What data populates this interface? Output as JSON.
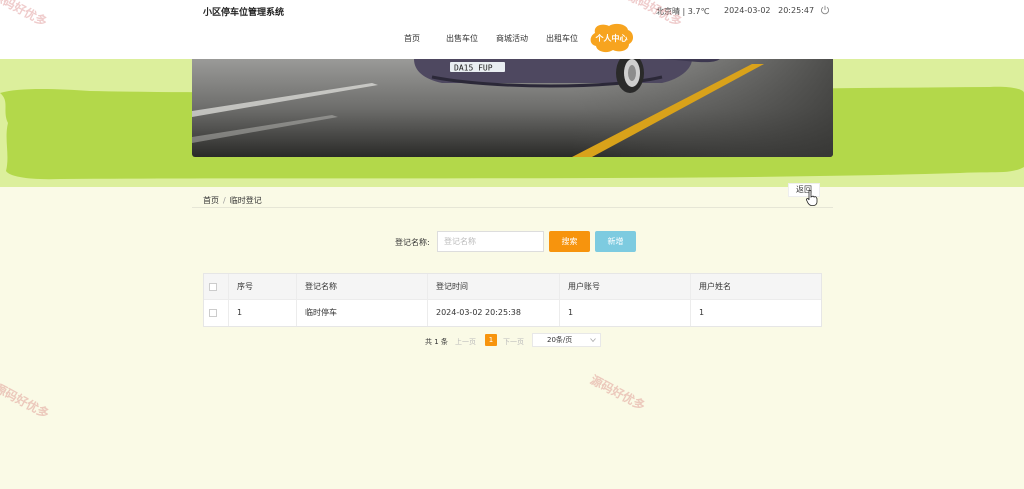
{
  "header": {
    "title": "小区停车位管理系统",
    "weather": "北京晴 | 3.7℃",
    "datetime": "2024-03-02   20:25:47",
    "power_icon": "power-icon"
  },
  "nav": {
    "items": [
      "首页",
      "出售车位",
      "商城活动",
      "出租车位"
    ],
    "active": "个人中心"
  },
  "banner": {
    "plate": "DA15 FUP"
  },
  "breadcrumb": {
    "home": "首页",
    "separator": "/",
    "current": "临时登记",
    "back": "返回"
  },
  "search": {
    "label": "登记名称:",
    "placeholder": "登记名称",
    "search_button": "搜索",
    "add_button": "新增"
  },
  "table": {
    "columns": [
      "序号",
      "登记名称",
      "登记时间",
      "用户账号",
      "用户姓名"
    ],
    "rows": [
      {
        "index": "1",
        "name": "临时停车",
        "time": "2024-03-02 20:25:38",
        "account": "1",
        "username": "1"
      }
    ]
  },
  "pagination": {
    "total": "共 1 条",
    "prev": "上一页",
    "current": "1",
    "next": "下一页",
    "page_size": "20条/页"
  },
  "watermark": "源码好优多",
  "colors": {
    "accent": "#f7940d",
    "banner_green": "#b3d84a",
    "light_green": "#dcef9c",
    "page_bg": "#fafae6",
    "add_button": "#7dcbe0"
  }
}
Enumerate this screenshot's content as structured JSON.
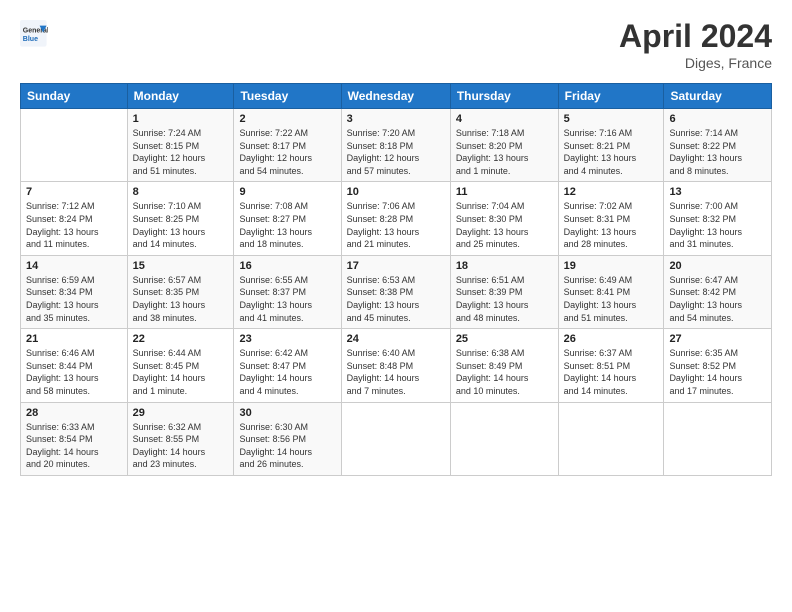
{
  "header": {
    "logo_general": "General",
    "logo_blue": "Blue",
    "month": "April 2024",
    "location": "Diges, France"
  },
  "days_of_week": [
    "Sunday",
    "Monday",
    "Tuesday",
    "Wednesday",
    "Thursday",
    "Friday",
    "Saturday"
  ],
  "weeks": [
    [
      {
        "day": "",
        "info": ""
      },
      {
        "day": "1",
        "info": "Sunrise: 7:24 AM\nSunset: 8:15 PM\nDaylight: 12 hours\nand 51 minutes."
      },
      {
        "day": "2",
        "info": "Sunrise: 7:22 AM\nSunset: 8:17 PM\nDaylight: 12 hours\nand 54 minutes."
      },
      {
        "day": "3",
        "info": "Sunrise: 7:20 AM\nSunset: 8:18 PM\nDaylight: 12 hours\nand 57 minutes."
      },
      {
        "day": "4",
        "info": "Sunrise: 7:18 AM\nSunset: 8:20 PM\nDaylight: 13 hours\nand 1 minute."
      },
      {
        "day": "5",
        "info": "Sunrise: 7:16 AM\nSunset: 8:21 PM\nDaylight: 13 hours\nand 4 minutes."
      },
      {
        "day": "6",
        "info": "Sunrise: 7:14 AM\nSunset: 8:22 PM\nDaylight: 13 hours\nand 8 minutes."
      }
    ],
    [
      {
        "day": "7",
        "info": "Sunrise: 7:12 AM\nSunset: 8:24 PM\nDaylight: 13 hours\nand 11 minutes."
      },
      {
        "day": "8",
        "info": "Sunrise: 7:10 AM\nSunset: 8:25 PM\nDaylight: 13 hours\nand 14 minutes."
      },
      {
        "day": "9",
        "info": "Sunrise: 7:08 AM\nSunset: 8:27 PM\nDaylight: 13 hours\nand 18 minutes."
      },
      {
        "day": "10",
        "info": "Sunrise: 7:06 AM\nSunset: 8:28 PM\nDaylight: 13 hours\nand 21 minutes."
      },
      {
        "day": "11",
        "info": "Sunrise: 7:04 AM\nSunset: 8:30 PM\nDaylight: 13 hours\nand 25 minutes."
      },
      {
        "day": "12",
        "info": "Sunrise: 7:02 AM\nSunset: 8:31 PM\nDaylight: 13 hours\nand 28 minutes."
      },
      {
        "day": "13",
        "info": "Sunrise: 7:00 AM\nSunset: 8:32 PM\nDaylight: 13 hours\nand 31 minutes."
      }
    ],
    [
      {
        "day": "14",
        "info": "Sunrise: 6:59 AM\nSunset: 8:34 PM\nDaylight: 13 hours\nand 35 minutes."
      },
      {
        "day": "15",
        "info": "Sunrise: 6:57 AM\nSunset: 8:35 PM\nDaylight: 13 hours\nand 38 minutes."
      },
      {
        "day": "16",
        "info": "Sunrise: 6:55 AM\nSunset: 8:37 PM\nDaylight: 13 hours\nand 41 minutes."
      },
      {
        "day": "17",
        "info": "Sunrise: 6:53 AM\nSunset: 8:38 PM\nDaylight: 13 hours\nand 45 minutes."
      },
      {
        "day": "18",
        "info": "Sunrise: 6:51 AM\nSunset: 8:39 PM\nDaylight: 13 hours\nand 48 minutes."
      },
      {
        "day": "19",
        "info": "Sunrise: 6:49 AM\nSunset: 8:41 PM\nDaylight: 13 hours\nand 51 minutes."
      },
      {
        "day": "20",
        "info": "Sunrise: 6:47 AM\nSunset: 8:42 PM\nDaylight: 13 hours\nand 54 minutes."
      }
    ],
    [
      {
        "day": "21",
        "info": "Sunrise: 6:46 AM\nSunset: 8:44 PM\nDaylight: 13 hours\nand 58 minutes."
      },
      {
        "day": "22",
        "info": "Sunrise: 6:44 AM\nSunset: 8:45 PM\nDaylight: 14 hours\nand 1 minute."
      },
      {
        "day": "23",
        "info": "Sunrise: 6:42 AM\nSunset: 8:47 PM\nDaylight: 14 hours\nand 4 minutes."
      },
      {
        "day": "24",
        "info": "Sunrise: 6:40 AM\nSunset: 8:48 PM\nDaylight: 14 hours\nand 7 minutes."
      },
      {
        "day": "25",
        "info": "Sunrise: 6:38 AM\nSunset: 8:49 PM\nDaylight: 14 hours\nand 10 minutes."
      },
      {
        "day": "26",
        "info": "Sunrise: 6:37 AM\nSunset: 8:51 PM\nDaylight: 14 hours\nand 14 minutes."
      },
      {
        "day": "27",
        "info": "Sunrise: 6:35 AM\nSunset: 8:52 PM\nDaylight: 14 hours\nand 17 minutes."
      }
    ],
    [
      {
        "day": "28",
        "info": "Sunrise: 6:33 AM\nSunset: 8:54 PM\nDaylight: 14 hours\nand 20 minutes."
      },
      {
        "day": "29",
        "info": "Sunrise: 6:32 AM\nSunset: 8:55 PM\nDaylight: 14 hours\nand 23 minutes."
      },
      {
        "day": "30",
        "info": "Sunrise: 6:30 AM\nSunset: 8:56 PM\nDaylight: 14 hours\nand 26 minutes."
      },
      {
        "day": "",
        "info": ""
      },
      {
        "day": "",
        "info": ""
      },
      {
        "day": "",
        "info": ""
      },
      {
        "day": "",
        "info": ""
      }
    ]
  ]
}
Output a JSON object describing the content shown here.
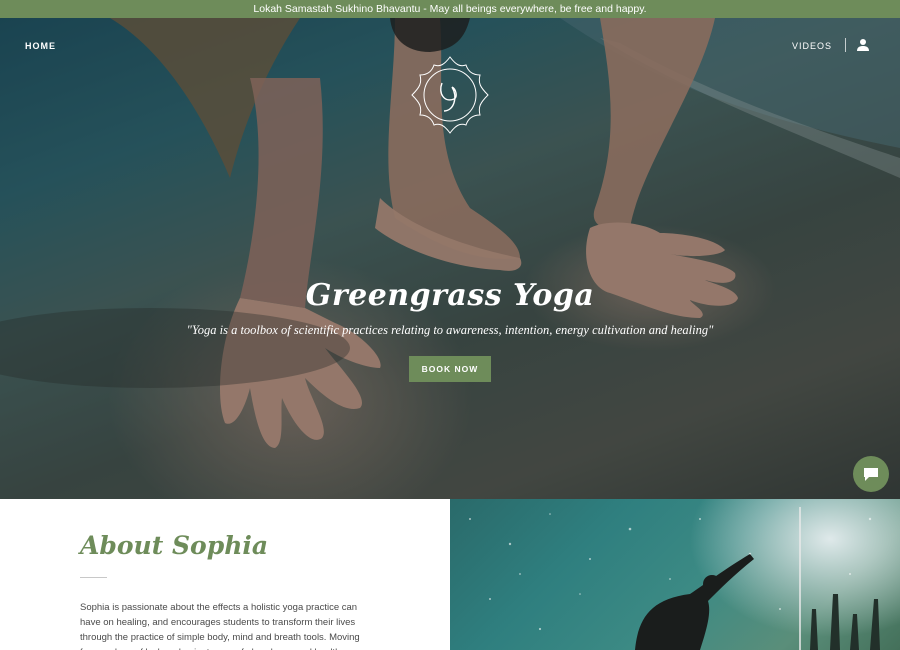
{
  "announcement": "Lokah Samastah Sukhino Bhavantu - May all beings everywhere, be free and happy.",
  "nav": {
    "home_label": "HOME",
    "videos_label": "VIDEOS",
    "user_icon": "user-icon"
  },
  "hero": {
    "logo_icon": "greengrass-logo",
    "title": "Greengrass Yoga",
    "quote": "\"Yoga is a toolbox of scientific practices relating to awareness, intention, energy cultivation and healing\"",
    "button_label": "BOOK NOW"
  },
  "chat": {
    "icon": "chat-icon"
  },
  "about": {
    "title": "About Sophia",
    "text": "Sophia is passionate about the effects a holistic yoga practice can have on healing, and encourages students to transform their lives through the practice of simple body, mind and breath tools. Moving from a place of lack and pain, to one of abundance and health."
  },
  "colors": {
    "accent": "#6e8c5a",
    "body_text": "#4a4a4a"
  }
}
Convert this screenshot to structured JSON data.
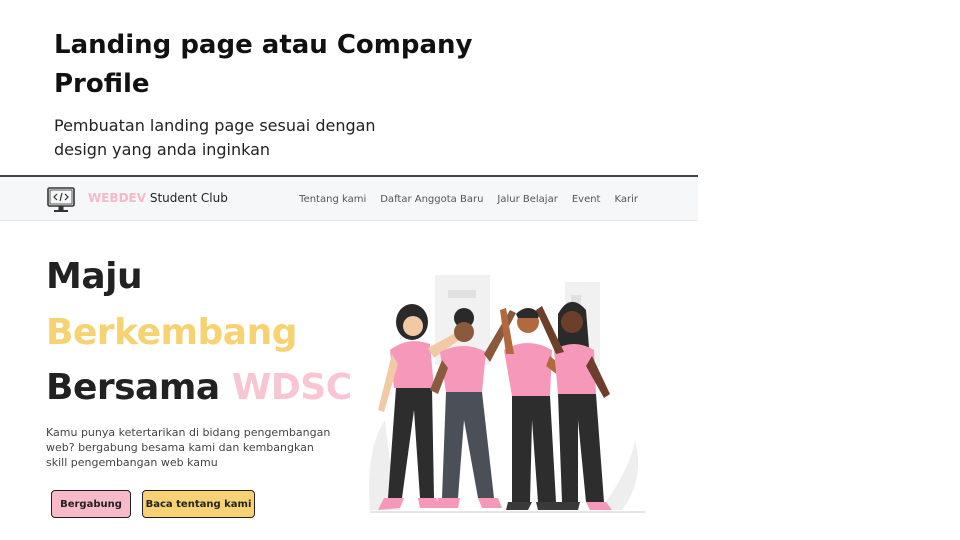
{
  "slide": {
    "title": "Landing page atau Company Profile",
    "subtitle": "Pembuatan landing page  sesuai dengan design yang anda inginkan"
  },
  "mockup": {
    "navbar": {
      "brand_accent": "WEBDEV",
      "brand_rest": "Student Club",
      "links": [
        "Tentang kami",
        "Daftar Anggota Baru",
        "Jalur Belajar",
        "Event",
        "Karir"
      ]
    },
    "hero": {
      "line1": "Maju",
      "line2": "Berkembang",
      "line3_prefix": "Bersama",
      "line3_accent": "WDSC",
      "description": "Kamu punya ketertarikan di bidang pengembangan web? bergabung besama kami dan kembangkan skill pengembangan web kamu",
      "primary_button": "Bergabung",
      "secondary_button": "Baca tentang kami"
    },
    "illustration_icon": "people-high-five-illustration"
  },
  "colors": {
    "pink": "#f8b9c9",
    "yellow": "#f6d272",
    "dark": "#222222",
    "navbar_bg": "#f6f7f8"
  }
}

▬▬▬▬▬▬▬▬▬▬

▶ **Brief**: Pull out each line of the listing that holds the string "screenshot".

▶ **The answer**:
Enumerate this screenshot's content as structured JSON.
Convert this screenshot to structured JSON data.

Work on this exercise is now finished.